— start Given data —

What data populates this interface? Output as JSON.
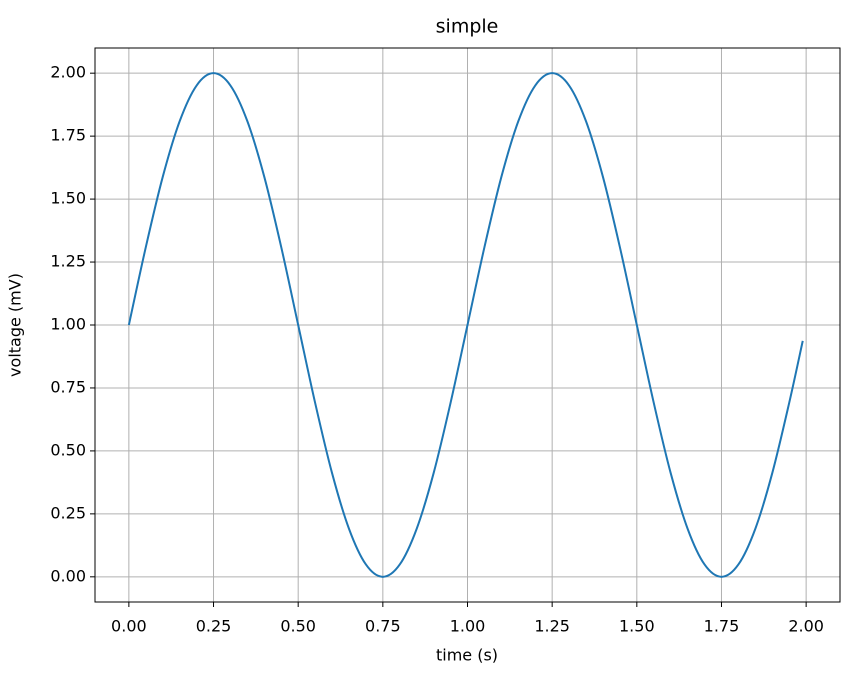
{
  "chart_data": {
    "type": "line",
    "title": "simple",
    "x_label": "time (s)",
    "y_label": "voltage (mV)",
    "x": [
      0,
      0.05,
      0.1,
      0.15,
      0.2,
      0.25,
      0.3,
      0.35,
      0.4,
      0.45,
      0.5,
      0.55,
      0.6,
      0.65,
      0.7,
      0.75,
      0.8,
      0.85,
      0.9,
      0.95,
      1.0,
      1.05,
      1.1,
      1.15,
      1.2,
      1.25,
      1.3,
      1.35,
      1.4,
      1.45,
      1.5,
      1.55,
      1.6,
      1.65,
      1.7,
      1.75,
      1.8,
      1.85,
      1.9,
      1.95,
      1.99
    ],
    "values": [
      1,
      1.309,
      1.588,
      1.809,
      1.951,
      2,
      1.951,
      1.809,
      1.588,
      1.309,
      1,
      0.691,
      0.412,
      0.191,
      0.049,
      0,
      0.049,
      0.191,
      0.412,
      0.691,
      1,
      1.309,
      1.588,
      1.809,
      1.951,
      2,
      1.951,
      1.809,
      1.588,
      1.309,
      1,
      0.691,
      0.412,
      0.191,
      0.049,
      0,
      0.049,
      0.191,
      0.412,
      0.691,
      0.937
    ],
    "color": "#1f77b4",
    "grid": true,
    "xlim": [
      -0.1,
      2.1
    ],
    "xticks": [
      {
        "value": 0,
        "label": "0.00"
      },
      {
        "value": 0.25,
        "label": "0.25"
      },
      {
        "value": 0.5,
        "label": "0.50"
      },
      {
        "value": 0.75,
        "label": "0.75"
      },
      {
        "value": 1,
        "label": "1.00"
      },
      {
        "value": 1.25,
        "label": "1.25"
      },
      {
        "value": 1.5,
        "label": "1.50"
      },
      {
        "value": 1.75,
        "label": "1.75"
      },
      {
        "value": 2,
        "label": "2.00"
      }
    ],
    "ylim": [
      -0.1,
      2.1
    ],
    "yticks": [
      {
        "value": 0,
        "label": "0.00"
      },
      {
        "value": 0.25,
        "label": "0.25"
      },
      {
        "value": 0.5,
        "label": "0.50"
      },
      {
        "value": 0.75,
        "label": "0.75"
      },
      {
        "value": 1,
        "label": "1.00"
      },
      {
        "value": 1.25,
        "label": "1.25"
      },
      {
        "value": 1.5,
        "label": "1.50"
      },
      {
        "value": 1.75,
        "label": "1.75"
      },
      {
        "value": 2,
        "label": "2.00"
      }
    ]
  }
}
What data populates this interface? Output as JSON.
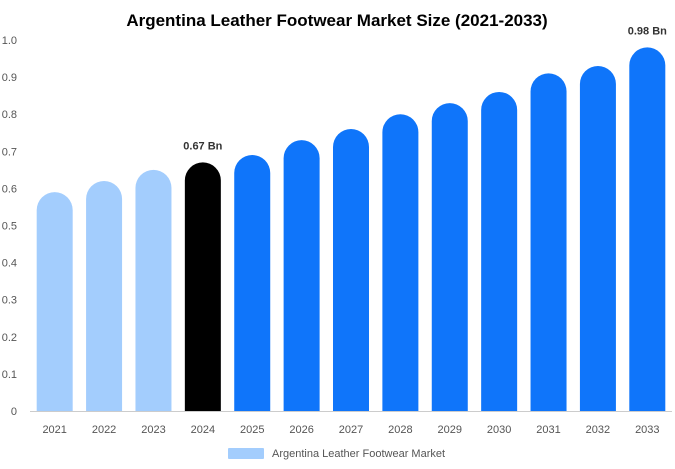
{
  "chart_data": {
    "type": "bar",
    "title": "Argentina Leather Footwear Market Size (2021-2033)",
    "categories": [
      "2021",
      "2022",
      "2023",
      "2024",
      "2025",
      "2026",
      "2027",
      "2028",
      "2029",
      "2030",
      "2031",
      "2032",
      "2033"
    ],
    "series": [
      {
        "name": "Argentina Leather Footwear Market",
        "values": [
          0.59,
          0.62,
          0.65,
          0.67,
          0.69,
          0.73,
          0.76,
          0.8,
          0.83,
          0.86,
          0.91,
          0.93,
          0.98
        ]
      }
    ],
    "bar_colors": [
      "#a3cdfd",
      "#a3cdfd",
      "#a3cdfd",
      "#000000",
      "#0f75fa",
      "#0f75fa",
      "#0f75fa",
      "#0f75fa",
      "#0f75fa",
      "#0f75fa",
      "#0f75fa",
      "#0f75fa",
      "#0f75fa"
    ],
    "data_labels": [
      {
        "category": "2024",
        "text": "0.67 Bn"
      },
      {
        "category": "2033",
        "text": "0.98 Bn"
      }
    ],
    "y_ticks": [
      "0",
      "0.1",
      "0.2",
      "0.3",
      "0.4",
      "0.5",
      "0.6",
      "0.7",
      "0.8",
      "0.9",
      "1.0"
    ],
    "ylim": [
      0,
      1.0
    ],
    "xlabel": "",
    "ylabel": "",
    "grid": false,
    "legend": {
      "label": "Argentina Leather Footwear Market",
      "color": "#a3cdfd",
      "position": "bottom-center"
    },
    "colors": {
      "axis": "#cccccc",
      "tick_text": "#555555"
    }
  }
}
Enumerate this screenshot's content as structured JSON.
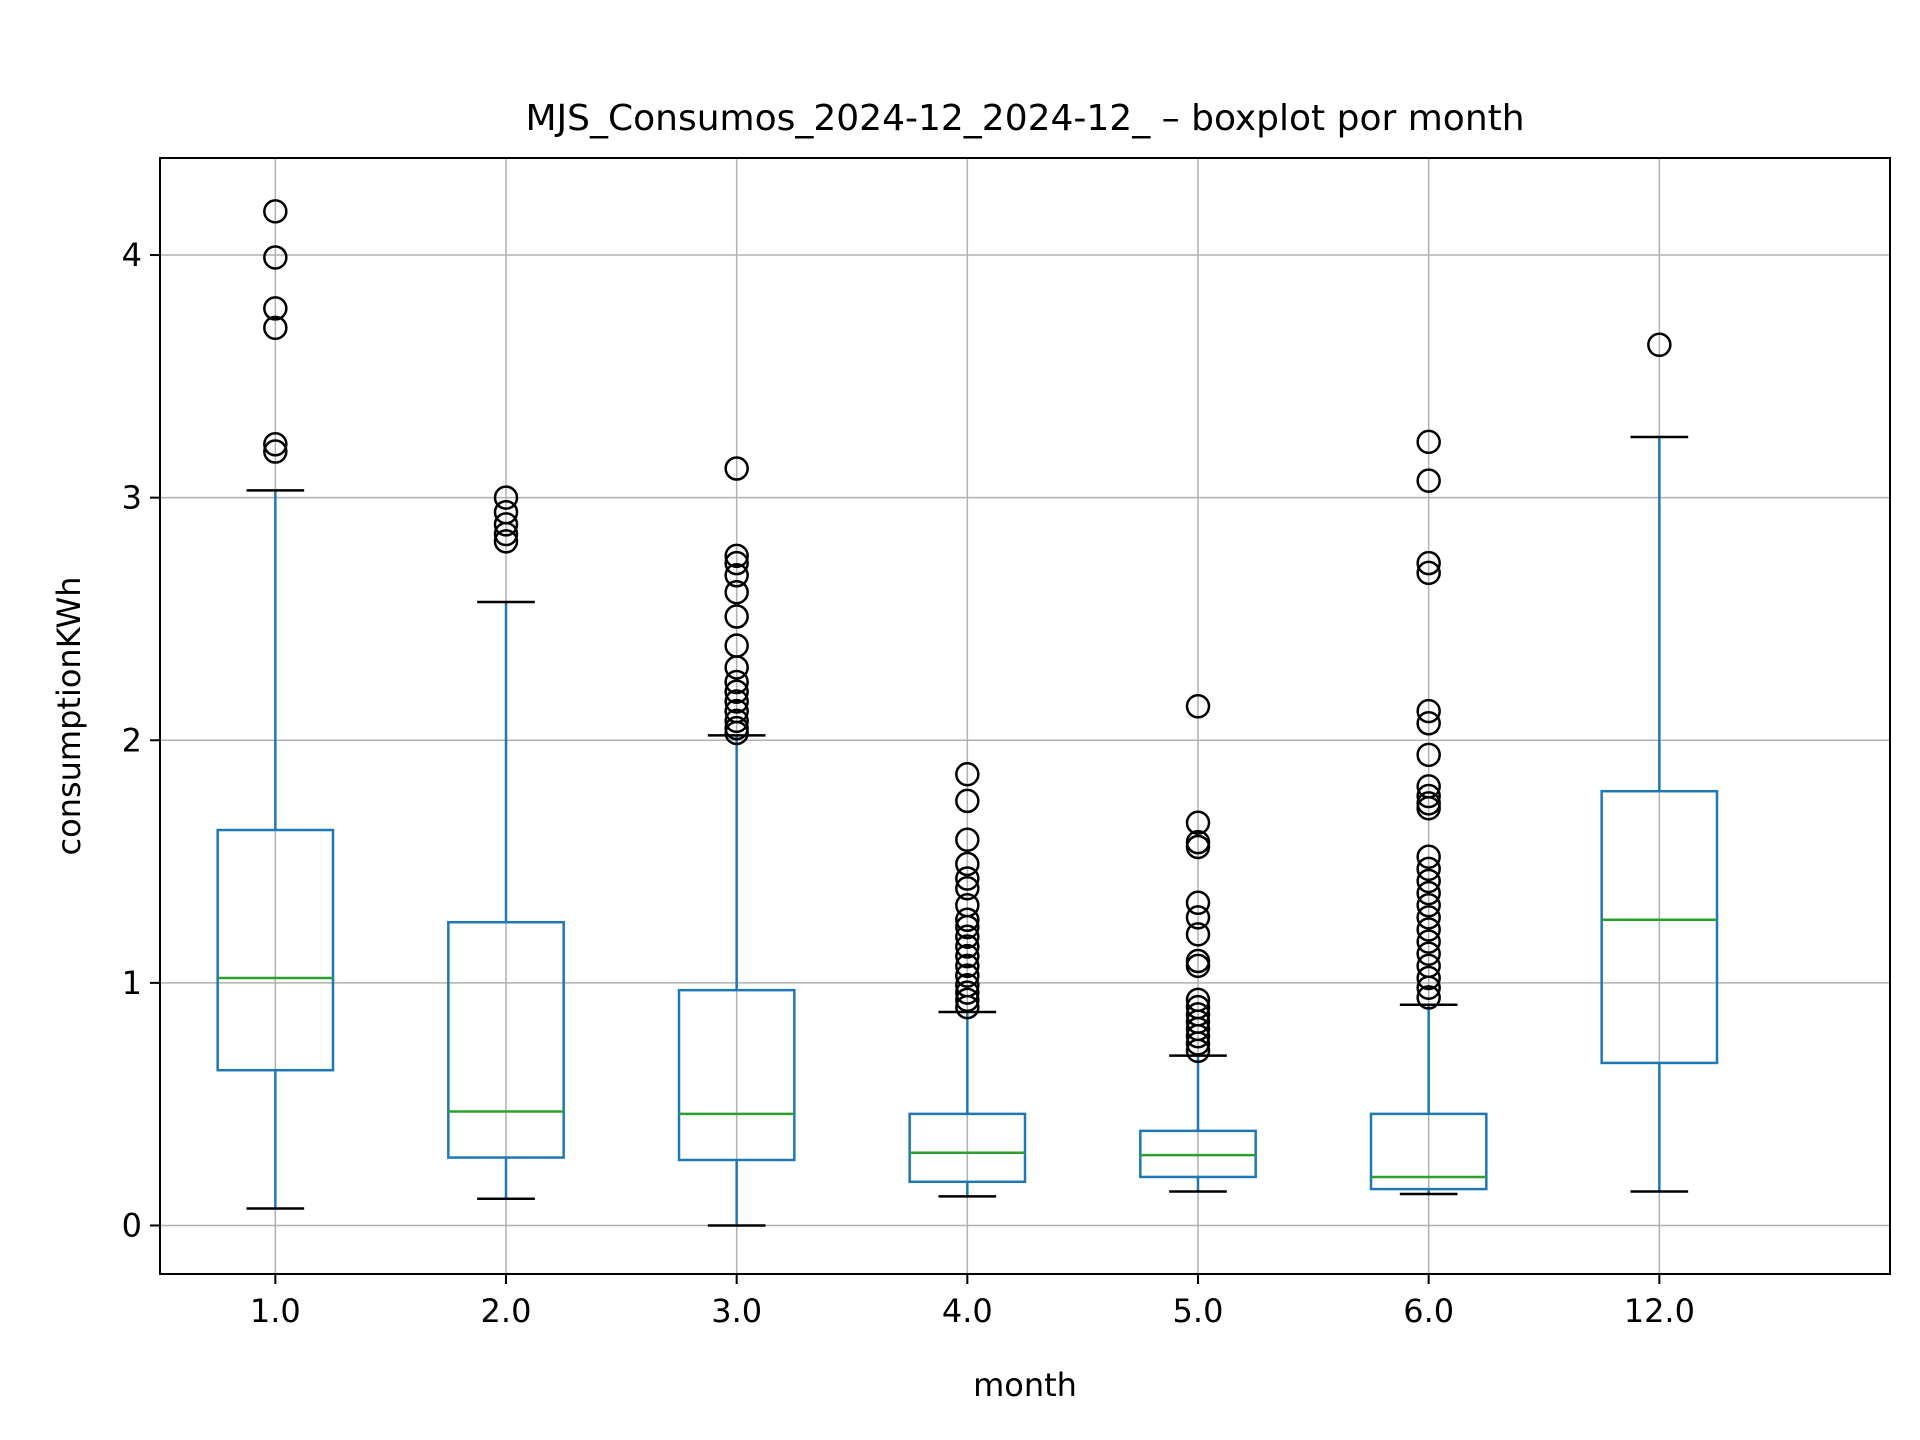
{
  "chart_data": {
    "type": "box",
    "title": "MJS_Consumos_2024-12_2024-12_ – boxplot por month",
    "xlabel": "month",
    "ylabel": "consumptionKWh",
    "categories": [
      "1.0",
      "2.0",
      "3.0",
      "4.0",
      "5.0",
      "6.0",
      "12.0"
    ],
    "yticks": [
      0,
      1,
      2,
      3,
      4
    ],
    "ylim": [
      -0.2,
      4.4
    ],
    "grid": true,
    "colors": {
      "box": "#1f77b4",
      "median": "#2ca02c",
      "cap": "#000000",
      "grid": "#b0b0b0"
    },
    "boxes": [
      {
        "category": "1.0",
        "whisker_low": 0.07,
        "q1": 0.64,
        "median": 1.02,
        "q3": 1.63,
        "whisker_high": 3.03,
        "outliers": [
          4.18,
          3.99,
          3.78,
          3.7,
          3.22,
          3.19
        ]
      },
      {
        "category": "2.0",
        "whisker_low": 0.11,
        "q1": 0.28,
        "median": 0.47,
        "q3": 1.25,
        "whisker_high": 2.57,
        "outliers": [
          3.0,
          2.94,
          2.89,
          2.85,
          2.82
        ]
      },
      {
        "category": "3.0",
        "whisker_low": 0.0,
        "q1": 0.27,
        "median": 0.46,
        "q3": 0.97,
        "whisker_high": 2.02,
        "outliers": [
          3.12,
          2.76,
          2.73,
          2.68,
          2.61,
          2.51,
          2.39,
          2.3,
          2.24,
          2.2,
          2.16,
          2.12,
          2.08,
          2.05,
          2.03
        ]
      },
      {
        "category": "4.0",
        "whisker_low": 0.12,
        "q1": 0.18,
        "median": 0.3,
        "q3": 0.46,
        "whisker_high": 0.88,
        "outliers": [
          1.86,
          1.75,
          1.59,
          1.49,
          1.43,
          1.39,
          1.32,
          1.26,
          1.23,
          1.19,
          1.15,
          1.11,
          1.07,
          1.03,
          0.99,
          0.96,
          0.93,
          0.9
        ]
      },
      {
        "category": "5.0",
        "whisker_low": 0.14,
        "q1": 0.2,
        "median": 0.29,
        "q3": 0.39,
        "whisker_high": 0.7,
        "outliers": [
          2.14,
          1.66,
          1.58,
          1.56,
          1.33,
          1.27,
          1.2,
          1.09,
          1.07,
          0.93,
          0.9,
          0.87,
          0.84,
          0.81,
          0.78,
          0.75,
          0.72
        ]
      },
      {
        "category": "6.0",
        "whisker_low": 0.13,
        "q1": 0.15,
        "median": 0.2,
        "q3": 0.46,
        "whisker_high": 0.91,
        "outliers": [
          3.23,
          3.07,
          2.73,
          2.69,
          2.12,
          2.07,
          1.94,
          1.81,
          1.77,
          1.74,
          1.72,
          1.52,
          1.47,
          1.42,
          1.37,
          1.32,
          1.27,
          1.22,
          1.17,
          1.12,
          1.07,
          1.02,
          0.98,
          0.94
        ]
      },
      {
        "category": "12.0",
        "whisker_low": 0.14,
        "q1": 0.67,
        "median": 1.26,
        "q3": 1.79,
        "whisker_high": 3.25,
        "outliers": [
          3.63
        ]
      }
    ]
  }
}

— end Given data —

### Exercise aim
Show the lines of the records that include the string "Argentina".

### Output below
    "title": "Argentina Leather Footwear Market Size (2021-2033)",
        "name": "Argentina Leather Footwear Market",
      "label": "Argentina Leather Footwear Market",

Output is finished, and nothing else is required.